Exercise input

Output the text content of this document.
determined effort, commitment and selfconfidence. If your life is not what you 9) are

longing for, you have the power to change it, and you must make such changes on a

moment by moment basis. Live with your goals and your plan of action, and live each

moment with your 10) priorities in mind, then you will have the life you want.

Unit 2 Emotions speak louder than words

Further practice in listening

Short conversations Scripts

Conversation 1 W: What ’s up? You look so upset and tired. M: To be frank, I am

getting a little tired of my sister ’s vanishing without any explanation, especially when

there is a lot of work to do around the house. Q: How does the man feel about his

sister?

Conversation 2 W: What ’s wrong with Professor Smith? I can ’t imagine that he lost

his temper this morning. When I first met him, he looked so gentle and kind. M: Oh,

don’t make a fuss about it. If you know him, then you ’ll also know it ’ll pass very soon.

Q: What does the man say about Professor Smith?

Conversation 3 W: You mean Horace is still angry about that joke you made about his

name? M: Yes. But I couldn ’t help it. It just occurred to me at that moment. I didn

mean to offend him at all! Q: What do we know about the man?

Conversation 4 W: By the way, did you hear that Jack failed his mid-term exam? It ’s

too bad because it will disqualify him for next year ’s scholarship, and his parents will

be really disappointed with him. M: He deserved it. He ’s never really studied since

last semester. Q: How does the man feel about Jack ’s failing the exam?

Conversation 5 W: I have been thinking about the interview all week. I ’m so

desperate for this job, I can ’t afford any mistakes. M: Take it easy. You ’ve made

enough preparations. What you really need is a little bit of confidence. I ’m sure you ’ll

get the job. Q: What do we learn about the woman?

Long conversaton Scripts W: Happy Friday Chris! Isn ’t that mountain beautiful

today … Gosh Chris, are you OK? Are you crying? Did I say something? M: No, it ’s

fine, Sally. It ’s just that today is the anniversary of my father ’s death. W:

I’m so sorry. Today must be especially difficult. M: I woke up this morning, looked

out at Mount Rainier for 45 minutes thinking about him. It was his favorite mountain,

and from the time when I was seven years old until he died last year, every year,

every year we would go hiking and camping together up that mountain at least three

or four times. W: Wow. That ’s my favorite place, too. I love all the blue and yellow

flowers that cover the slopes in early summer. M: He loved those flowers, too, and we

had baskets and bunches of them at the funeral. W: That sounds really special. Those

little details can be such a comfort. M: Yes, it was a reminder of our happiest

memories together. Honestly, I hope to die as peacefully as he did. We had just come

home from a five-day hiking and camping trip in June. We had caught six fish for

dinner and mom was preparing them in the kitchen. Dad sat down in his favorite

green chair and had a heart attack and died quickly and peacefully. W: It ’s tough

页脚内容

Instructions for the task
Go through the listing above and report how many of its lines contain the word "know", with only the number as output.

Task answer
2